» WHAT NEEDS TO BE DONE:
Using the listing below, copy every line that mentions "name".

» RECORD LIST:
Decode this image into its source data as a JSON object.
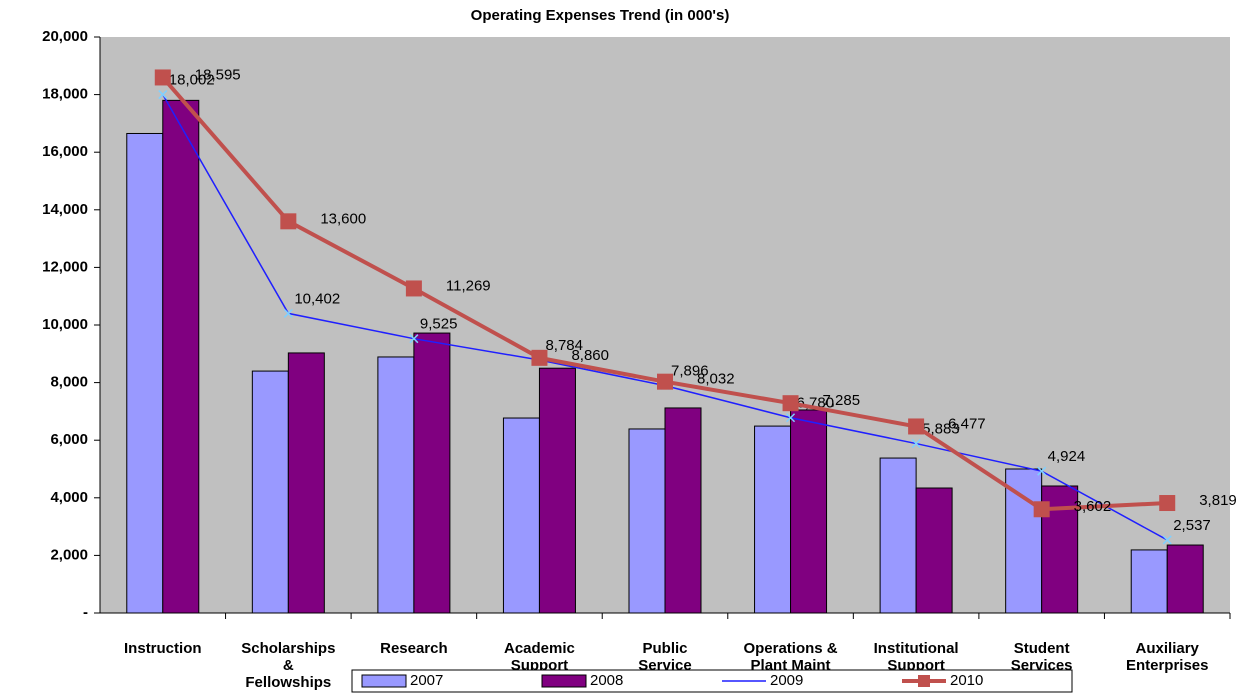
{
  "chart_data": {
    "type": "bar_line",
    "title": "Operating Expenses Trend (in 000's)",
    "categories": [
      [
        "Instruction"
      ],
      [
        "Scholarships",
        "&",
        "Fellowships"
      ],
      [
        "Research"
      ],
      [
        "Academic",
        "Support"
      ],
      [
        "Public",
        "Service"
      ],
      [
        "Operations &",
        "Plant Maint"
      ],
      [
        "Institutional",
        "Support"
      ],
      [
        "Student",
        "Services"
      ],
      [
        "Auxiliary",
        "Enterprises"
      ]
    ],
    "series": [
      {
        "name": "2007",
        "kind": "bar",
        "color": "#9999ff",
        "values": [
          16650,
          8400,
          8890,
          6770,
          6390,
          6490,
          5380,
          5000,
          2190
        ]
      },
      {
        "name": "2008",
        "kind": "bar",
        "color": "#800080",
        "values": [
          17800,
          9030,
          9720,
          8500,
          7120,
          7050,
          4340,
          4410,
          2360
        ]
      },
      {
        "name": "2009",
        "kind": "line",
        "color": "#1f1fff",
        "values": [
          18002,
          10402,
          9525,
          8784,
          7896,
          6780,
          5883,
          4924,
          2537
        ],
        "value_labels": [
          "18,002",
          "10,402",
          "9,525",
          "8,784",
          "7,896",
          "6,780",
          "5,883",
          "4,924",
          "2,537"
        ]
      },
      {
        "name": "2010",
        "kind": "line",
        "color": "#c0504d",
        "values": [
          18595,
          13600,
          11269,
          8860,
          8032,
          7285,
          6477,
          3602,
          3819
        ],
        "value_labels": [
          "18,595",
          "13,600",
          "11,269",
          "8,860",
          "8,032",
          "7,285",
          "6,477",
          "3,602",
          "3,819"
        ]
      }
    ],
    "ylim": [
      0,
      20000
    ],
    "yticks": [
      {
        "value": 0,
        "label": "-"
      },
      {
        "value": 2000,
        "label": "2,000"
      },
      {
        "value": 4000,
        "label": "4,000"
      },
      {
        "value": 6000,
        "label": "6,000"
      },
      {
        "value": 8000,
        "label": "8,000"
      },
      {
        "value": 10000,
        "label": "10,000"
      },
      {
        "value": 12000,
        "label": "12,000"
      },
      {
        "value": 14000,
        "label": "14,000"
      },
      {
        "value": 16000,
        "label": "16,000"
      },
      {
        "value": 18000,
        "label": "18,000"
      },
      {
        "value": 20000,
        "label": "20,000"
      }
    ],
    "grid": false,
    "plot_background": "#c0c0c0",
    "legend": "bottom"
  }
}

» FULL SOLUTION:
        "name": "2007",
        "name": "2008",
        "name": "2009",
        "name": "2010",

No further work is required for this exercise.